§ **SUPPLIED INFORMATION**
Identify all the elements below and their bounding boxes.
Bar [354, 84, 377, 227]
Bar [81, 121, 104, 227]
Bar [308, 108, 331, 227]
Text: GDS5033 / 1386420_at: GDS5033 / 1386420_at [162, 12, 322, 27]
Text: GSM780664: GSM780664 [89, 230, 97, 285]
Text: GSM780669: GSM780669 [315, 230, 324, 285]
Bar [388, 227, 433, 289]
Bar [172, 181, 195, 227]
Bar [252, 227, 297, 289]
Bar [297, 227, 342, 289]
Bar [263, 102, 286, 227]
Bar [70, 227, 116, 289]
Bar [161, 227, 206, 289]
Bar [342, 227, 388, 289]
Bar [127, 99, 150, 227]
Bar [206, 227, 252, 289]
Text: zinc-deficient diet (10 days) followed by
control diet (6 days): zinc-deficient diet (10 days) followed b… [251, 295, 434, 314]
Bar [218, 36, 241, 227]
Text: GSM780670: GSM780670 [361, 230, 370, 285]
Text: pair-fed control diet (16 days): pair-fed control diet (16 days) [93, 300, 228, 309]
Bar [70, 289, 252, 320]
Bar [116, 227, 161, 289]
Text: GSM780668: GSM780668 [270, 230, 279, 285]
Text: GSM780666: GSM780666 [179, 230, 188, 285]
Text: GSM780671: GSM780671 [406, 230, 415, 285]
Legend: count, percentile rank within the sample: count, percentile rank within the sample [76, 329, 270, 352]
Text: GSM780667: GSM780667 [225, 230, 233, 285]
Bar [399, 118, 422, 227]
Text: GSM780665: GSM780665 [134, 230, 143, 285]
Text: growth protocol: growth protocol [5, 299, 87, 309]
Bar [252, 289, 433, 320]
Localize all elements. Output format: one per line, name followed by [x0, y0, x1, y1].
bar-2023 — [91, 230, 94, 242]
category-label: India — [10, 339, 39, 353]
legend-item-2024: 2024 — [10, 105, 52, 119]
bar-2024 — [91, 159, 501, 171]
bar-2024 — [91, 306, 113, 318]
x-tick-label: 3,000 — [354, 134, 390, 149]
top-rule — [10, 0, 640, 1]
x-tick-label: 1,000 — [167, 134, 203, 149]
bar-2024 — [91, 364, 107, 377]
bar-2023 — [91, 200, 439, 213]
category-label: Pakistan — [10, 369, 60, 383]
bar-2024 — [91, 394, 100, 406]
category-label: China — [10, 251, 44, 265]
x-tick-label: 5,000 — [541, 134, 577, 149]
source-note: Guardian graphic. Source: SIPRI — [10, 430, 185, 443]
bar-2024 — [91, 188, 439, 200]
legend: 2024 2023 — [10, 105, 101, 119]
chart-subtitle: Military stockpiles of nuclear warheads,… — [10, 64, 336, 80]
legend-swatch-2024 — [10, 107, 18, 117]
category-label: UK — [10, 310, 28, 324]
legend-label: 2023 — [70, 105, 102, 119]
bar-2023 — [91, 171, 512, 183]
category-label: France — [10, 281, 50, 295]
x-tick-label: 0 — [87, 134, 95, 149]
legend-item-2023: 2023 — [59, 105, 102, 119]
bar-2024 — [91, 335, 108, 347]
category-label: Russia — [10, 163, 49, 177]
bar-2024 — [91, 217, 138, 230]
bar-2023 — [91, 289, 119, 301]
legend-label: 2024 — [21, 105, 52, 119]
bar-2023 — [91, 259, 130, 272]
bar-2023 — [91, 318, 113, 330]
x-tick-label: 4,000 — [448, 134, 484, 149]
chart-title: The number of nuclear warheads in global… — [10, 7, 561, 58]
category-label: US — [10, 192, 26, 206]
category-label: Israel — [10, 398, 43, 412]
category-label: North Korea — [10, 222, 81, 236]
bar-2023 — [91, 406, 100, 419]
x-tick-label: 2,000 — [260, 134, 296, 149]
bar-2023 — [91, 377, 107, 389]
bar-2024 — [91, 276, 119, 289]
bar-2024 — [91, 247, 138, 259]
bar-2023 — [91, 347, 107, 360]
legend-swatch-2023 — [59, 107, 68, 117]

§ **WORK REQUIRED**
Copy the records above, putting "country-label" in place of every "category-label" and changing nothing else.

§ **EXERCISE ANSWER**
Identify all the elements below and their bounding boxes.
Bar [354, 84, 377, 227]
Bar [81, 121, 104, 227]
Bar [308, 108, 331, 227]
Text: GDS5033 / 1386420_at: GDS5033 / 1386420_at [162, 12, 322, 27]
Text: GSM780664: GSM780664 [89, 230, 97, 285]
Text: GSM780669: GSM780669 [315, 230, 324, 285]
Bar [388, 227, 433, 289]
Bar [172, 181, 195, 227]
Bar [252, 227, 297, 289]
Bar [297, 227, 342, 289]
Bar [263, 102, 286, 227]
Bar [70, 227, 116, 289]
Bar [161, 227, 206, 289]
Bar [342, 227, 388, 289]
Bar [127, 99, 150, 227]
Bar [206, 227, 252, 289]
Text: zinc-deficient diet (10 days) followed by
control diet (6 days): zinc-deficient diet (10 days) followed b… [251, 295, 434, 314]
Bar [218, 36, 241, 227]
Text: GSM780670: GSM780670 [361, 230, 370, 285]
Text: pair-fed control diet (16 days): pair-fed control diet (16 days) [93, 300, 228, 309]
Bar [70, 289, 252, 320]
Bar [116, 227, 161, 289]
Text: GSM780668: GSM780668 [270, 230, 279, 285]
Text: GSM780666: GSM780666 [179, 230, 188, 285]
Text: GSM780671: GSM780671 [406, 230, 415, 285]
Legend: count, percentile rank within the sample: count, percentile rank within the sample [76, 329, 270, 352]
Text: GSM780667: GSM780667 [225, 230, 233, 285]
Bar [399, 118, 422, 227]
Text: GSM780665: GSM780665 [134, 230, 143, 285]
Text: growth protocol: growth protocol [5, 299, 87, 309]
Bar [252, 289, 433, 320]
Localize all elements. Output format: one per line, name followed by [x0, y0, x1, y1].
bar-2023 — [91, 230, 94, 242]
country-label: India — [10, 339, 39, 353]
legend-item-2024: 2024 — [10, 105, 52, 119]
bar-2024 — [91, 159, 501, 171]
bar-2024 — [91, 306, 113, 318]
x-tick-label: 3,000 — [354, 134, 390, 149]
top-rule — [10, 0, 640, 1]
x-tick-label: 1,000 — [167, 134, 203, 149]
bar-2024 — [91, 364, 107, 377]
bar-2023 — [91, 200, 439, 213]
country-label: Pakistan — [10, 369, 60, 383]
bar-2024 — [91, 394, 100, 406]
country-label: China — [10, 251, 44, 265]
x-tick-label: 5,000 — [541, 134, 577, 149]
source-note: Guardian graphic. Source: SIPRI — [10, 430, 185, 443]
bar-2024 — [91, 188, 439, 200]
legend: 2024 2023 — [10, 105, 101, 119]
chart-subtitle: Military stockpiles of nuclear warheads,… — [10, 64, 336, 80]
legend-swatch-2024 — [10, 107, 18, 117]
country-label: UK — [10, 310, 28, 324]
legend-label: 2023 — [70, 105, 102, 119]
bar-2023 — [91, 171, 512, 183]
country-label: France — [10, 281, 50, 295]
x-tick-label: 0 — [87, 134, 95, 149]
legend-item-2023: 2023 — [59, 105, 102, 119]
bar-2024 — [91, 335, 108, 347]
country-label: Russia — [10, 163, 49, 177]
bar-2024 — [91, 217, 138, 230]
bar-2023 — [91, 289, 119, 301]
legend-label: 2024 — [21, 105, 52, 119]
bar-2023 — [91, 259, 130, 272]
bar-2023 — [91, 318, 113, 330]
x-tick-label: 4,000 — [448, 134, 484, 149]
chart-title: The number of nuclear warheads in global… — [10, 7, 561, 58]
country-label: US — [10, 192, 26, 206]
country-label: Israel — [10, 398, 43, 412]
country-label: North Korea — [10, 222, 81, 236]
bar-2023 — [91, 406, 100, 419]
x-tick-label: 2,000 — [260, 134, 296, 149]
bar-2023 — [91, 377, 107, 389]
bar-2024 — [91, 276, 119, 289]
bar-2024 — [91, 247, 138, 259]
bar-2023 — [91, 347, 107, 360]
legend-swatch-2023 — [59, 107, 68, 117]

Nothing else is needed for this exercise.